### What is being asked
Find every line in the records that holds the string "this". Copy each one.

### Excerpted records
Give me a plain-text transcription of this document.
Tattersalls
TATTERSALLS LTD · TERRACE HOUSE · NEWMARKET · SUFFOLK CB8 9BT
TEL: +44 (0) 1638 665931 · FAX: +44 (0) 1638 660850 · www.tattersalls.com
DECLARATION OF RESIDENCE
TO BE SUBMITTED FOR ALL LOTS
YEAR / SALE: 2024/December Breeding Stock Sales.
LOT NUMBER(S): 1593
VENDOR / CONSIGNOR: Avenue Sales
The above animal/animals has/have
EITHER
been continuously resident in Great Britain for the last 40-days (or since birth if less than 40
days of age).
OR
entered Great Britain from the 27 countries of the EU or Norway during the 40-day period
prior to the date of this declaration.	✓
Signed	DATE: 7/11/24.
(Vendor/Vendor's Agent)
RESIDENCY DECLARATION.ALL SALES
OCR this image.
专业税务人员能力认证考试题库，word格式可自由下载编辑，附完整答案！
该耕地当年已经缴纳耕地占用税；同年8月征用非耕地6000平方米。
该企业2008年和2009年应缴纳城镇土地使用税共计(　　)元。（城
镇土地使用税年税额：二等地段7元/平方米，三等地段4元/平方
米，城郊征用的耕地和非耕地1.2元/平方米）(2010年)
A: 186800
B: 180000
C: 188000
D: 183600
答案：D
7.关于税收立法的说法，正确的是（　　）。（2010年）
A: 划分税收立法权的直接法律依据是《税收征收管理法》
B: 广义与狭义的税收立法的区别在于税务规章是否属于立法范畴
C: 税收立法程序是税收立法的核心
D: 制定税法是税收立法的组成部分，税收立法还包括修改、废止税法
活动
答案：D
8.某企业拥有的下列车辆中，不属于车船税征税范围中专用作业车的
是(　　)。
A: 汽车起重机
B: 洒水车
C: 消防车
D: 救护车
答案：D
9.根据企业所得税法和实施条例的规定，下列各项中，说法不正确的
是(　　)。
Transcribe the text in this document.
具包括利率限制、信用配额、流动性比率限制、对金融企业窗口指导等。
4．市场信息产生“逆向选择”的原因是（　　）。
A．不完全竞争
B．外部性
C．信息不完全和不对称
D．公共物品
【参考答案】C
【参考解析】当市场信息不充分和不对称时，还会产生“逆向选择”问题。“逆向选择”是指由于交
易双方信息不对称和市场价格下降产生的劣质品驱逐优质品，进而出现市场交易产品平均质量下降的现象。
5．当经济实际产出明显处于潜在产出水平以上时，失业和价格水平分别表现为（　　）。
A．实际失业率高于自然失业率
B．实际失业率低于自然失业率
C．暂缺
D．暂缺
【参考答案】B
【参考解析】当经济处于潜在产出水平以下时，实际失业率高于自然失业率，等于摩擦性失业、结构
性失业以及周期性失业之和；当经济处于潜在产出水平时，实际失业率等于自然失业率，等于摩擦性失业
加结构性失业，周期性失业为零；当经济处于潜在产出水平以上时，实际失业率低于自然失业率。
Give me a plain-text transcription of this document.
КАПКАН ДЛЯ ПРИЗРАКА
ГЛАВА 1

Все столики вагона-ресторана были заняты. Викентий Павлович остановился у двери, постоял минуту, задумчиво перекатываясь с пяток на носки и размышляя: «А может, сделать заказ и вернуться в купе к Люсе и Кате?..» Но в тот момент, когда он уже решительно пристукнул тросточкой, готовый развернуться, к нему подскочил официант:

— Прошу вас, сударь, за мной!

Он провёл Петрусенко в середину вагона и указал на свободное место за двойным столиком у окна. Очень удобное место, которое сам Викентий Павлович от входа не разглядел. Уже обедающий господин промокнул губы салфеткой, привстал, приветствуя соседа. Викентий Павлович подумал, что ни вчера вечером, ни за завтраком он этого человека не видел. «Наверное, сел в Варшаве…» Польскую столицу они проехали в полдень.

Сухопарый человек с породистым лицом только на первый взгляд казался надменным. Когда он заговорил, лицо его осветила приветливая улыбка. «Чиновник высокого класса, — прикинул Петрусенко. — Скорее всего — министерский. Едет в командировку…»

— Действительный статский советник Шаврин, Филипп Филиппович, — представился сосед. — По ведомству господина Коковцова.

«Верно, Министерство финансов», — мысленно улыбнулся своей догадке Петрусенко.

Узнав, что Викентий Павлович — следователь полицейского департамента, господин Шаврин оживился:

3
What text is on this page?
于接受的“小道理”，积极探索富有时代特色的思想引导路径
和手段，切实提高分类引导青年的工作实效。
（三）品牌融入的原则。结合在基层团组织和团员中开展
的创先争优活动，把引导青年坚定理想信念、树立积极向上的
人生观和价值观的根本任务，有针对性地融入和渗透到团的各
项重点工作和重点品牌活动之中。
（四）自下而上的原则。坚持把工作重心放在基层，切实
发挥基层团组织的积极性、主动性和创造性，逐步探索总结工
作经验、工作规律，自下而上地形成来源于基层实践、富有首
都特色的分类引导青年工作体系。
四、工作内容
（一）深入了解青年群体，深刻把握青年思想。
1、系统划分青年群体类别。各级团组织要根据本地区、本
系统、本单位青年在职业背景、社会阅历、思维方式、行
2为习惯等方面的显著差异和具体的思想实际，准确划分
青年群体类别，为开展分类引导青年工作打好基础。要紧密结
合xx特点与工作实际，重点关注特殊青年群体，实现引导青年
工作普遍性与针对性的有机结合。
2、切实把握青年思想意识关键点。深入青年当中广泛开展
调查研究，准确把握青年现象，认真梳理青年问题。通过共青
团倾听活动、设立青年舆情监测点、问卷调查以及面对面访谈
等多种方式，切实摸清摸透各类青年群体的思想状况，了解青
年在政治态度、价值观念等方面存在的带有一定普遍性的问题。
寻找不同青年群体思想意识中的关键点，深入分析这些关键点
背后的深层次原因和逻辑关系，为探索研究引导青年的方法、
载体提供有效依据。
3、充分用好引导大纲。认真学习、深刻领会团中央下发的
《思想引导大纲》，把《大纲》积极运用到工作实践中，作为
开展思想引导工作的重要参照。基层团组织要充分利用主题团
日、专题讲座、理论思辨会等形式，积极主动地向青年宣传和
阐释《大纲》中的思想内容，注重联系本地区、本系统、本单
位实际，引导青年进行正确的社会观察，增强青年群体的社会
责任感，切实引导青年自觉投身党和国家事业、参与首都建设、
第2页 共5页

### Exercise output
Give me a plain-text transcription of this document.
prior to the date of this declaration.	✓
OCR this image.
Transcribe the text in this document.
Give me a plain-text transcription of this document.
What text is on this page?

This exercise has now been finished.